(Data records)

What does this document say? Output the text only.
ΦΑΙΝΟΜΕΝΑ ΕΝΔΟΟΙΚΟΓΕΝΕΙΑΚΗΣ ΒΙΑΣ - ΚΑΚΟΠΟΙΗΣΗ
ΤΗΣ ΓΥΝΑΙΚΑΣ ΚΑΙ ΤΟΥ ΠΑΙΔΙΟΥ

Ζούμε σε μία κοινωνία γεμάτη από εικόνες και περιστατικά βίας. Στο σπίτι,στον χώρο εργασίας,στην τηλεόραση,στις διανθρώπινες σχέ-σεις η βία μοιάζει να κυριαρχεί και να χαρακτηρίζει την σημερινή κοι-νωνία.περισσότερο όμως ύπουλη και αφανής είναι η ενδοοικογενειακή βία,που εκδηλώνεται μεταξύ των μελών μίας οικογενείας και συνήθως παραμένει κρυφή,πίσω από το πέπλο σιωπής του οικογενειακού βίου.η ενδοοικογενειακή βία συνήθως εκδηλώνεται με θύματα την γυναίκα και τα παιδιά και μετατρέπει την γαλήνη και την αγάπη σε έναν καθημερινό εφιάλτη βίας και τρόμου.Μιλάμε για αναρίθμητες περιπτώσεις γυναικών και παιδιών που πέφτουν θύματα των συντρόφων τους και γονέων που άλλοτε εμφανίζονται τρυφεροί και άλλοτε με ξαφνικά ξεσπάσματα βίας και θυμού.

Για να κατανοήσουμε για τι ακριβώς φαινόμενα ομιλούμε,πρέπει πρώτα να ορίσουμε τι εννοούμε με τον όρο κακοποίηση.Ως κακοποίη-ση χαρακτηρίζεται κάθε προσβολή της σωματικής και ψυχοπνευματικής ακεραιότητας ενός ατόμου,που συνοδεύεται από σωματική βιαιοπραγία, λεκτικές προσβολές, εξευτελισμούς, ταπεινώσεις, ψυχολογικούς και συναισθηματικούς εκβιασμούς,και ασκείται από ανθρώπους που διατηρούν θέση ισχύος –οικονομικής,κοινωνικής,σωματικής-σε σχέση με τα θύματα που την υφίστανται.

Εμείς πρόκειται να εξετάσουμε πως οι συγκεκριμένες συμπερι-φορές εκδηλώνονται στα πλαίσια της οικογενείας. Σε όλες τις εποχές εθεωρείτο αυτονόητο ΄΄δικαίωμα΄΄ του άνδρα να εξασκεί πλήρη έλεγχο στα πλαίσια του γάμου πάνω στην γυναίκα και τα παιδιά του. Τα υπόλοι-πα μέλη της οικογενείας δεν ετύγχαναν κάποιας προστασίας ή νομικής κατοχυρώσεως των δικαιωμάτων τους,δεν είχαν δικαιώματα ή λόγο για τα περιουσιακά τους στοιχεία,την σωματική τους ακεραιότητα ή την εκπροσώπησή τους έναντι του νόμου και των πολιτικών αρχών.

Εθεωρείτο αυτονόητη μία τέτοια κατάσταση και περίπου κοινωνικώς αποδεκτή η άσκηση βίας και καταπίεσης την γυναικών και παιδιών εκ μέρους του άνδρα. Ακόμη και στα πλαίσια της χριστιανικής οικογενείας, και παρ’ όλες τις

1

TASK DETAILS: Each line of the material must be restated exactly.

COMPLETED EXERCISE:
What does this document say? Output the text only.
ΦΑΙΝΟΜΕΝΑ ΕΝΔΟΟΙΚΟΓΕΝΕΙΑΚΗΣ ΒΙΑΣ - ΚΑΚΟΠΟΙΗΣΗ
ΤΗΣ ΓΥΝΑΙΚΑΣ ΚΑΙ ΤΟΥ ΠΑΙΔΙΟΥ

Ζούμε σε μία κοινωνία γεμάτη από εικόνες και περιστατικά βίας. Στο σπίτι,στον χώρο εργασίας,στην τηλεόραση,στις διανθρώπινες σχέ-σεις η βία μοιάζει να κυριαρχεί και να χαρακτηρίζει την σημερινή κοι-νωνία.περισσότερο όμως ύπουλη και αφανής είναι η ενδοοικογενειακή βία,που εκδηλώνεται μεταξύ των μελών μίας οικογενείας και συνήθως παραμένει κρυφή,πίσω από το πέπλο σιωπής του οικογενειακού βίου.η ενδοοικογενειακή βία συνήθως εκδηλώνεται με θύματα την γυναίκα και τα παιδιά και μετατρέπει την γαλήνη και την αγάπη σε έναν καθημερινό εφιάλτη βίας και τρόμου.Μιλάμε για αναρίθμητες περιπτώσεις γυναικών και παιδιών που πέφτουν θύματα των συντρόφων τους και γονέων που άλλοτε εμφανίζονται τρυφεροί και άλλοτε με ξαφνικά ξεσπάσματα βίας και θυμού.

Για να κατανοήσουμε για τι ακριβώς φαινόμενα ομιλούμε,πρέπει πρώτα να ορίσουμε τι εννοούμε με τον όρο κακοποίηση.Ως κακοποίη-ση χαρακτηρίζεται κάθε προσβολή της σωματικής και ψυχοπνευματικής ακεραιότητας ενός ατόμου,που συνοδεύεται από σωματική βιαιοπραγία, λεκτικές προσβολές, εξευτελισμούς, ταπεινώσεις, ψυχολογικούς και συναισθηματικούς εκβιασμούς,και ασκείται από ανθρώπους που διατηρούν θέση ισχύος –οικονομικής,κοινωνικής,σωματικής-σε σχέση με τα θύματα που την υφίστανται.

Εμείς πρόκειται να εξετάσουμε πως οι συγκεκριμένες συμπερι-φορές εκδηλώνονται στα πλαίσια της οικογενείας. Σε όλες τις εποχές εθεωρείτο αυτονόητο ΄΄δικαίωμα΄΄ του άνδρα να εξασκεί πλήρη έλεγχο στα πλαίσια του γάμου πάνω στην γυναίκα και τα παιδιά του. Τα υπόλοι-πα μέλη της οικογενείας δεν ετύγχαναν κάποιας προστασίας ή νομικής κατοχυρώσεως των δικαιωμάτων τους,δεν είχαν δικαιώματα ή λόγο για τα περιουσιακά τους στοιχεία,την σωματική τους ακεραιότητα ή την εκπροσώπησή τους έναντι του νόμου και των πολιτικών αρχών.

Εθεωρείτο αυτονόητη μία τέτοια κατάσταση και περίπου κοινωνικώς αποδεκτή η άσκηση βίας και καταπίεσης την γυναικών και παιδιών εκ μέρους του άνδρα. Ακόμη και στα πλαίσια της χριστιανικής οικογενείας, και παρ’ όλες τις

1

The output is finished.